### Page

-=-=-

Please indicate wether you are using a Leaf or Phase One back as due to their different measures two ALPA adapters exist."


The new kapture group sliding back :
"This Sliding Back seamlessly integrates your Arca Swiss Rm3d to our most compact sliding back. A new feature permits the discriminating photographer to fine tune the plane of focus (if needed) precisely to a specific digital back assuring accurate lens focus at infinity."

I've also heard that the registration from back to back (same model) can vary.

Considering the new 80MP sensor, and top of the range wide angle lenses... i can imagine that tolerance value decrease again...

A friend of mine just bought a brand new P45+, and faces the problem... the answer from his dealer isn't clear for now... considering the prices of MFDB, i can't understand why all MFDB are not perfectly tune !


Anyone over here is facing such a problem ? is it typical with M645 mount ?
 

dougpeterson

Workshop Member
Physics says there is always variation in any machining. The pertinent question is always what tolerance the variation falls within, and what the procedures/provisions are when any particular unit is out of that acceptable tolerance.

Having worked with many many photographers it is my feeling that the variation from back-to-back is more than you would assume if you had not looked into it, but less than reported sporadically online by the likes of, for instance Joseph Holmes (a very intelligent and diligent) perhaps because in any random-variation study outliers tend to unduly influence the perception of the norm.

-=-=-

### Recorded information
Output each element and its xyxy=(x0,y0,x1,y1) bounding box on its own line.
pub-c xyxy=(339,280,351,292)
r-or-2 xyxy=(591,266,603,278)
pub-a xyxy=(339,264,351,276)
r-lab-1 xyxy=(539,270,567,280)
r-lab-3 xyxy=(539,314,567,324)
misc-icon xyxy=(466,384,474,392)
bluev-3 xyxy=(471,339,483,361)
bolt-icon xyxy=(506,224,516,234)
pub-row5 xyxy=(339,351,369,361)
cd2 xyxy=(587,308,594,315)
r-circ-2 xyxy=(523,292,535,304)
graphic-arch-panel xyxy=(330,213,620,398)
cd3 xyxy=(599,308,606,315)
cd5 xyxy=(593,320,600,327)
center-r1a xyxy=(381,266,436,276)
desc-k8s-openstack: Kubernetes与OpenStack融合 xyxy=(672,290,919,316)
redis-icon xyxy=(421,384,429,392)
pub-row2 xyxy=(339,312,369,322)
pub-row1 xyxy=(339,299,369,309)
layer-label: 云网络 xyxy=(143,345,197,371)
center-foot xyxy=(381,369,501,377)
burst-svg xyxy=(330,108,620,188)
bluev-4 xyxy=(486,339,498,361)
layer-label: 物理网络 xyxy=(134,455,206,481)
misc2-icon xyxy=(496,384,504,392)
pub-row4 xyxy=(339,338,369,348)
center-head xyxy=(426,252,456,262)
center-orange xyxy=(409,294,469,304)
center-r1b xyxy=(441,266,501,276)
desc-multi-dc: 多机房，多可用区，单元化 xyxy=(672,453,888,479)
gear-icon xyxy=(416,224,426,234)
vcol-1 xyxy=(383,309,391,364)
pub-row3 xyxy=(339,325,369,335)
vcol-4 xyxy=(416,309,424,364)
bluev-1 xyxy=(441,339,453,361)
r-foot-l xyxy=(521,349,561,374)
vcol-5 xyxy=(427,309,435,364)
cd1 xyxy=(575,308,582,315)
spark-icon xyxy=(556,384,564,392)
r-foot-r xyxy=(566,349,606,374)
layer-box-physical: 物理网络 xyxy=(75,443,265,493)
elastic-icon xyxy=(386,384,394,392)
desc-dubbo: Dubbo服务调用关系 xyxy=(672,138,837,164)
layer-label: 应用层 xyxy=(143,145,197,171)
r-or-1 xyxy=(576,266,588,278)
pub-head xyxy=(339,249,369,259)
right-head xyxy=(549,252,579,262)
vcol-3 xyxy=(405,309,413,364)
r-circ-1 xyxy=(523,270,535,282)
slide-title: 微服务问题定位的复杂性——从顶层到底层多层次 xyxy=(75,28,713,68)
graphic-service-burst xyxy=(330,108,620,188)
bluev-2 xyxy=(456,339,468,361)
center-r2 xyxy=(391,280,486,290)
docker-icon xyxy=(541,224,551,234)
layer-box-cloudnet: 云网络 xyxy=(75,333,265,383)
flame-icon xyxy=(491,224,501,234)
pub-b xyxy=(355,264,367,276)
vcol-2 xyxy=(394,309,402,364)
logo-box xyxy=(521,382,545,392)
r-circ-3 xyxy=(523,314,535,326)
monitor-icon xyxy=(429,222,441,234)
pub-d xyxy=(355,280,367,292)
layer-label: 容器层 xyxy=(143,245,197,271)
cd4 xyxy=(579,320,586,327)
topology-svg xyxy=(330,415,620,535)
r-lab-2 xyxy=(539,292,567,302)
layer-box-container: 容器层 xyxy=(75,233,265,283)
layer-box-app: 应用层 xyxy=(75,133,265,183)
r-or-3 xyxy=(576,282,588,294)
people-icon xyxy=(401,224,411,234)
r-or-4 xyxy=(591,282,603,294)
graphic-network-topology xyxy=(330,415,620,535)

-=-=-

### Given task A
Echo the listing from its first line through the line containing "pub-row5 xyxy=(339,351,369,361)", copying each line exactly, including both end lines.
### Given task B
Proceed with the forum discussion on variation in digital back registration, picking up after its last sentence.

### Exercise result A
Output each element and its xyxy=(x0,y0,x1,y1) bounding box on its own line.
pub-c xyxy=(339,280,351,292)
r-or-2 xyxy=(591,266,603,278)
pub-a xyxy=(339,264,351,276)
r-lab-1 xyxy=(539,270,567,280)
r-lab-3 xyxy=(539,314,567,324)
misc-icon xyxy=(466,384,474,392)
bluev-3 xyxy=(471,339,483,361)
bolt-icon xyxy=(506,224,516,234)
pub-row5 xyxy=(339,351,369,361)

### Exercise result B
The issue only arrises in the first place because backs are capable of producing such a high amount of detail that the tolerances needed to achieve that super high level of detail. In a lower resolution system (even something like a P25+) the tolerances can be much less strict. It kind of reminds me tangentially of the old saying "the price of freedom is eternal vigilance". Well the price of very high-end photographic capture is vigilance (at least if achieving the best your system can perform is an important goal to you). You have to learn new rules about hand-hold-ability, tripod best-practices, new support gear, diffraction, post-processing, lens correction, and also deal with the nuances and quirks of each system (every system has a few).

Anyway the point is your friend should work with his dealer to make sure he is happy with what he receives from them. Whether that means a replacement back, an adjustment at the factory, having the dealer help calibrate his technical camera body (or lenses depending on the system) to ensure proper registration in the system, or some other solution. In fact one could say a dealer is there for precisely for this reason - to help with the unforeseen, and to work with the photographer to make sure they get the most out of their system.

Doug Peterson (e-mail Me)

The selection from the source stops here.